**Task:**
Write out the full listing exactly as given, minus the images.

**Entries:**
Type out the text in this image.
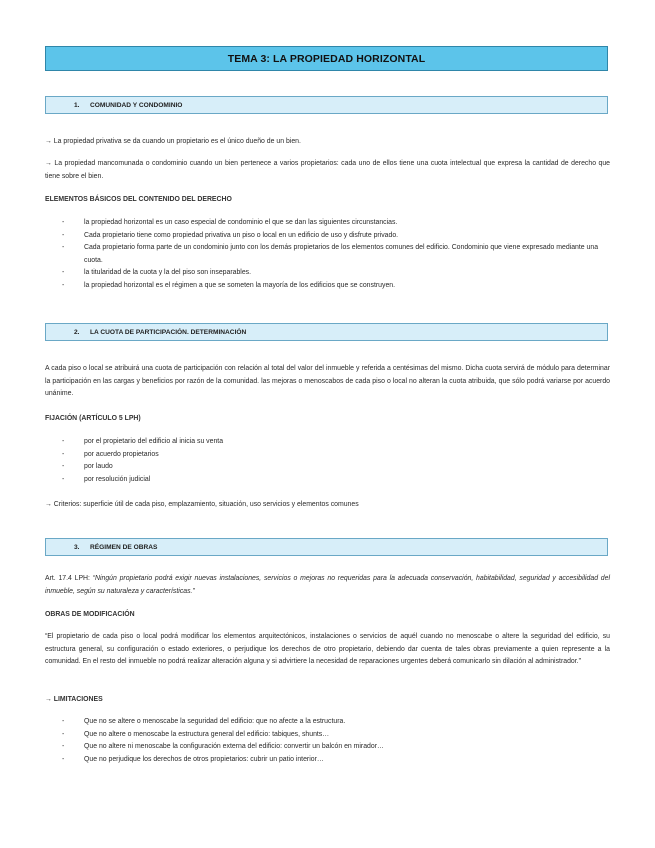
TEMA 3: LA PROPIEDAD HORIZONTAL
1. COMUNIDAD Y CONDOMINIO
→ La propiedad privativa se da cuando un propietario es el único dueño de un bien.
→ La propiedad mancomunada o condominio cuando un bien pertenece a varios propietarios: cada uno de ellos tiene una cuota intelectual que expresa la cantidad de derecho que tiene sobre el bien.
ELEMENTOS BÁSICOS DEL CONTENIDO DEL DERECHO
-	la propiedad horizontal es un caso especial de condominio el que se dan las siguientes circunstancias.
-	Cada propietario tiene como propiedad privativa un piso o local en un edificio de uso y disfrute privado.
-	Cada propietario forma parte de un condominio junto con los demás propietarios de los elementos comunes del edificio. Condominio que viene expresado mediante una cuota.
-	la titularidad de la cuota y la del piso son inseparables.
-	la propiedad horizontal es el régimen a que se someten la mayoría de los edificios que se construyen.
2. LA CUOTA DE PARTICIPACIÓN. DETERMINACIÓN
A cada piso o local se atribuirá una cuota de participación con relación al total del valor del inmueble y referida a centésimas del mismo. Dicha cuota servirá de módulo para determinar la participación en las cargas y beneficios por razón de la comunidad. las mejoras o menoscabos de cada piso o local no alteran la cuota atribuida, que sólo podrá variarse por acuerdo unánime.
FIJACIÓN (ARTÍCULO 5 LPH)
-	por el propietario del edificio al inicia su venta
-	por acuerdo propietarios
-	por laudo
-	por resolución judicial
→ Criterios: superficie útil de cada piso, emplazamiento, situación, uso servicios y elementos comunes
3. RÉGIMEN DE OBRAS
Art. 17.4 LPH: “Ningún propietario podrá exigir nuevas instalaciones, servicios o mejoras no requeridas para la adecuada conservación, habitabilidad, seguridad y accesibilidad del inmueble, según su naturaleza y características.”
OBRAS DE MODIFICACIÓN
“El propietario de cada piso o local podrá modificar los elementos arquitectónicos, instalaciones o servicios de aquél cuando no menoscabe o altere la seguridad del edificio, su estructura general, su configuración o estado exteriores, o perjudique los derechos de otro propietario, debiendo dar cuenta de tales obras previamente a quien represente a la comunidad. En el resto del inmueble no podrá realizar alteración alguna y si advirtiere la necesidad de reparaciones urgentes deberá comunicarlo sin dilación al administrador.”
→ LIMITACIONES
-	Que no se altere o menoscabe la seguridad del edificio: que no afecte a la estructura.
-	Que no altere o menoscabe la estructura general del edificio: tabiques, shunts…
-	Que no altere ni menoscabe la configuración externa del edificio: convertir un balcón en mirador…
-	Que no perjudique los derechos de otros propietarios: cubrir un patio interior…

**Problem solution:**
Type out the text in this image.
TEMA 3: LA PROPIEDAD HORIZONTAL
1. COMUNIDAD Y CONDOMINIO
→ La propiedad privativa se da cuando un propietario es el único dueño de un bien.
→ La propiedad mancomunada o condominio cuando un bien pertenece a varios propietarios: cada uno de ellos tiene una cuota intelectual que expresa la cantidad de derecho que tiene sobre el bien.
ELEMENTOS BÁSICOS DEL CONTENIDO DEL DERECHO
-	la propiedad horizontal es un caso especial de condominio el que se dan las siguientes circunstancias.
-	Cada propietario tiene como propiedad privativa un piso o local en un edificio de uso y disfrute privado.
-	Cada propietario forma parte de un condominio junto con los demás propietarios de los elementos comunes del edificio. Condominio que viene expresado mediante una cuota.
-	la titularidad de la cuota y la del piso son inseparables.
-	la propiedad horizontal es el régimen a que se someten la mayoría de los edificios que se construyen.
2. LA CUOTA DE PARTICIPACIÓN. DETERMINACIÓN
A cada piso o local se atribuirá una cuota de participación con relación al total del valor del inmueble y referida a centésimas del mismo. Dicha cuota servirá de módulo para determinar la participación en las cargas y beneficios por razón de la comunidad. las mejoras o menoscabos de cada piso o local no alteran la cuota atribuida, que sólo podrá variarse por acuerdo unánime.
FIJACIÓN (ARTÍCULO 5 LPH)
-	por el propietario del edificio al inicia su venta
-	por acuerdo propietarios
-	por laudo
-	por resolución judicial
→ Criterios: superficie útil de cada piso, emplazamiento, situación, uso servicios y elementos comunes
3. RÉGIMEN DE OBRAS
Art. 17.4 LPH: “Ningún propietario podrá exigir nuevas instalaciones, servicios o mejoras no requeridas para la adecuada conservación, habitabilidad, seguridad y accesibilidad del inmueble, según su naturaleza y características.”
OBRAS DE MODIFICACIÓN
“El propietario de cada piso o local podrá modificar los elementos arquitectónicos, instalaciones o servicios de aquél cuando no menoscabe o altere la seguridad del edificio, su estructura general, su configuración o estado exteriores, o perjudique los derechos de otro propietario, debiendo dar cuenta de tales obras previamente a quien represente a la comunidad. En el resto del inmueble no podrá realizar alteración alguna y si advirtiere la necesidad de reparaciones urgentes deberá comunicarlo sin dilación al administrador.”
→ LIMITACIONES
-	Que no se altere o menoscabe la seguridad del edificio: que no afecte a la estructura.
-	Que no altere o menoscabe la estructura general del edificio: tabiques, shunts…
-	Que no altere ni menoscabe la configuración externa del edificio: convertir un balcón en mirador…
-	Que no perjudique los derechos de otros propietarios: cubrir un patio interior…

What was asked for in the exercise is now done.